**PROBLEM:** Write the material out again exactly.

**MATERIALS PROVIDED:**

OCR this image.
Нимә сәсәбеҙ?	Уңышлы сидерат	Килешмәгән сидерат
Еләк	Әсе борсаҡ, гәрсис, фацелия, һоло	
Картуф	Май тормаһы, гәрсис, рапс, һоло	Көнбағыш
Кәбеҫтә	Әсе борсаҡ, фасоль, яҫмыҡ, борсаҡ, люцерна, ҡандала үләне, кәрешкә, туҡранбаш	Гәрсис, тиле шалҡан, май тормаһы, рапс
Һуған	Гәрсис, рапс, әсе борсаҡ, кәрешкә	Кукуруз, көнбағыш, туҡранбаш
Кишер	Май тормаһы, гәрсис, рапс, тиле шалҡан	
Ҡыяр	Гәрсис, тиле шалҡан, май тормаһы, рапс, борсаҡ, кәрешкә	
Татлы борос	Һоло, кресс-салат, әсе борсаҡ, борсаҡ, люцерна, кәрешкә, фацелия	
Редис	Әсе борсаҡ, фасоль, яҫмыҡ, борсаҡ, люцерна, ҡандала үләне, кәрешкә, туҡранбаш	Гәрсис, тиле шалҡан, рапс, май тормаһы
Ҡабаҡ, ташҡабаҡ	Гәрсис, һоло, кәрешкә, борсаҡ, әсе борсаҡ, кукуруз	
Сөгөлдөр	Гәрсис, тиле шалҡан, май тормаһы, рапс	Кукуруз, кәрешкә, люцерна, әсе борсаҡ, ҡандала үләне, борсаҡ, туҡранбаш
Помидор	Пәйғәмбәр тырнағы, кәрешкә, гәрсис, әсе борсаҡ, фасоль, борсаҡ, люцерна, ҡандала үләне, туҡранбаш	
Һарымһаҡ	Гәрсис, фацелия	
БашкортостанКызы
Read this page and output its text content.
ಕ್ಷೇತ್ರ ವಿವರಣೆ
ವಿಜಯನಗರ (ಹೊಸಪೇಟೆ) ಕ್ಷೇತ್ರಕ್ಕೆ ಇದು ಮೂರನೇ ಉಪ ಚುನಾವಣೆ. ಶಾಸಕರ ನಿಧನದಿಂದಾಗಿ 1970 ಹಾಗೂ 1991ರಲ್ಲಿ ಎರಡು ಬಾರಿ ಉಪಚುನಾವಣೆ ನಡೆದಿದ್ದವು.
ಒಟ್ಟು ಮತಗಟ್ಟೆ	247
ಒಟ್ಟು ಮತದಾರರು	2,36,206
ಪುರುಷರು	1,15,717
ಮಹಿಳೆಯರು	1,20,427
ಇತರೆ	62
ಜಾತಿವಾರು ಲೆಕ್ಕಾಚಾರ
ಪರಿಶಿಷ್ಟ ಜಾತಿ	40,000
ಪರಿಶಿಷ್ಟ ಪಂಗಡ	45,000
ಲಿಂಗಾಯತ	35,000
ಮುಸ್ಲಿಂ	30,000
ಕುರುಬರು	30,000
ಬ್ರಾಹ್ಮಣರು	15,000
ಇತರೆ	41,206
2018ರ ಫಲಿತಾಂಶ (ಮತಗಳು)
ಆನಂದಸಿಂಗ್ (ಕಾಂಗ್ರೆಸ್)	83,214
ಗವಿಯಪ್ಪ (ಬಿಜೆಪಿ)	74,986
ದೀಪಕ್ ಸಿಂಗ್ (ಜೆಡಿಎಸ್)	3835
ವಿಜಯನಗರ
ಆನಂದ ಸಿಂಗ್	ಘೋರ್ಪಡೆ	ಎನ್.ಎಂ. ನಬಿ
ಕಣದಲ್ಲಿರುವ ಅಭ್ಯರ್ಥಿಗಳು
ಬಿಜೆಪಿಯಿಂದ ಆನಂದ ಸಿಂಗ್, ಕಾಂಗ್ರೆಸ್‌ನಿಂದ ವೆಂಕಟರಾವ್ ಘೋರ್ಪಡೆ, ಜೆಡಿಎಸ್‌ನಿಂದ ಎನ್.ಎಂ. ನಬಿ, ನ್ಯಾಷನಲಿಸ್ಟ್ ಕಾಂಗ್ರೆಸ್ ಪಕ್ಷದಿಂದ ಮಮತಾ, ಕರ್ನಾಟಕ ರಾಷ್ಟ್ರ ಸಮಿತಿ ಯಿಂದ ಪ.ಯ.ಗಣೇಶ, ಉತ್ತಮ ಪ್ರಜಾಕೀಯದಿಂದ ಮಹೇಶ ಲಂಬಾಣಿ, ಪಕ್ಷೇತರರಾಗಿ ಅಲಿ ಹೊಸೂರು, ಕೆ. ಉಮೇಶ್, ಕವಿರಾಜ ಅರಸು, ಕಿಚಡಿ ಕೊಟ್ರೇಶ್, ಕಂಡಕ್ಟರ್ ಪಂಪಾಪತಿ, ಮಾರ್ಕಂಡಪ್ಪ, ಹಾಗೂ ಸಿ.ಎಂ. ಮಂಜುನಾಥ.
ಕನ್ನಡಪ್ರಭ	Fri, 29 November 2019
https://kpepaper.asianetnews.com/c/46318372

**RESULT FOR THIS EXERCISE:**
OCR this image.
Нимә сәсәбеҙ?	Уңышлы сидерат	Килешмәгән сидерат
Еләк	Әсе борсаҡ, гәрсис, фацелия, һоло	
Картуф	Май тормаһы, гәрсис, рапс, һоло	Көнбағыш
Кәбеҫтә	Әсе борсаҡ, фасоль, яҫмыҡ, борсаҡ, люцерна, ҡандала үләне, кәрешкә, туҡранбаш	Гәрсис, тиле шалҡан, май тормаһы, рапс
Һуған	Гәрсис, рапс, әсе борсаҡ, кәрешкә	Кукуруз, көнбағыш, туҡранбаш
Кишер	Май тормаһы, гәрсис, рапс, тиле шалҡан	
Ҡыяр	Гәрсис, тиле шалҡан, май тормаһы, рапс, борсаҡ, кәрешкә	
Татлы борос	Һоло, кресс-салат, әсе борсаҡ, борсаҡ, люцерна, кәрешкә, фацелия	
Редис	Әсе борсаҡ, фасоль, яҫмыҡ, борсаҡ, люцерна, ҡандала үләне, кәрешкә, туҡранбаш	Гәрсис, тиле шалҡан, рапс, май тормаһы
Ҡабаҡ, ташҡабаҡ	Гәрсис, һоло, кәрешкә, борсаҡ, әсе борсаҡ, кукуруз	
Сөгөлдөр	Гәрсис, тиле шалҡан, май тормаһы, рапс	Кукуруз, кәрешкә, люцерна, әсе борсаҡ, ҡандала үләне, борсаҡ, туҡранбаш
Помидор	Пәйғәмбәр тырнағы, кәрешкә, гәрсис, әсе борсаҡ, фасоль, борсаҡ, люцерна, ҡандала үләне, туҡранбаш	
Һарымһаҡ	Гәрсис, фацелия	
БашкортостанКызы
Read this page and output its text content.
ಕ್ಷೇತ್ರ ವಿವರಣೆ
ವಿಜಯನಗರ (ಹೊಸಪೇಟೆ) ಕ್ಷೇತ್ರಕ್ಕೆ ಇದು ಮೂರನೇ ಉಪ ಚುನಾವಣೆ. ಶಾಸಕರ ನಿಧನದಿಂದಾಗಿ 1970 ಹಾಗೂ 1991ರಲ್ಲಿ ಎರಡು ಬಾರಿ ಉಪಚುನಾವಣೆ ನಡೆದಿದ್ದವು.
ಒಟ್ಟು ಮತಗಟ್ಟೆ	247
ಒಟ್ಟು ಮತದಾರರು	2,36,206
ಪುರುಷರು	1,15,717
ಮಹಿಳೆಯರು	1,20,427
ಇತರೆ	62
ಜಾತಿವಾರು ಲೆಕ್ಕಾಚಾರ
ಪರಿಶಿಷ್ಟ ಜಾತಿ	40,000
ಪರಿಶಿಷ್ಟ ಪಂಗಡ	45,000
ಲಿಂಗಾಯತ	35,000
ಮುಸ್ಲಿಂ	30,000
ಕುರುಬರು	30,000
ಬ್ರಾಹ್ಮಣರು	15,000
ಇತರೆ	41,206
2018ರ ಫಲಿತಾಂಶ (ಮತಗಳು)
ಆನಂದಸಿಂಗ್ (ಕಾಂಗ್ರೆಸ್)	83,214
ಗವಿಯಪ್ಪ (ಬಿಜೆಪಿ)	74,986
ದೀಪಕ್ ಸಿಂಗ್ (ಜೆಡಿಎಸ್)	3835
ವಿಜಯನಗರ
ಆನಂದ ಸಿಂಗ್	ಘೋರ್ಪಡೆ	ಎನ್.ಎಂ. ನಬಿ
ಕಣದಲ್ಲಿರುವ ಅಭ್ಯರ್ಥಿಗಳು
ಬಿಜೆಪಿಯಿಂದ ಆನಂದ ಸಿಂಗ್, ಕಾಂಗ್ರೆಸ್‌ನಿಂದ ವೆಂಕಟರಾವ್ ಘೋರ್ಪಡೆ, ಜೆಡಿಎಸ್‌ನಿಂದ ಎನ್.ಎಂ. ನಬಿ, ನ್ಯಾಷನಲಿಸ್ಟ್ ಕಾಂಗ್ರೆಸ್ ಪಕ್ಷದಿಂದ ಮಮತಾ, ಕರ್ನಾಟಕ ರಾಷ್ಟ್ರ ಸಮಿತಿ ಯಿಂದ ಪ.ಯ.ಗಣೇಶ, ಉತ್ತಮ ಪ್ರಜಾಕೀಯದಿಂದ ಮಹೇಶ ಲಂಬಾಣಿ, ಪಕ್ಷೇತರರಾಗಿ ಅಲಿ ಹೊಸೂರು, ಕೆ. ಉಮೇಶ್, ಕವಿರಾಜ ಅರಸು, ಕಿಚಡಿ ಕೊಟ್ರೇಶ್, ಕಂಡಕ್ಟರ್ ಪಂಪಾಪತಿ, ಮಾರ್ಕಂಡಪ್ಪ, ಹಾಗೂ ಸಿ.ಎಂ. ಮಂಜುನಾಥ.
ಕನ್ನಡಪ್ರಭ	Fri, 29 November 2019
https://kpepaper.asianetnews.com/c/46318372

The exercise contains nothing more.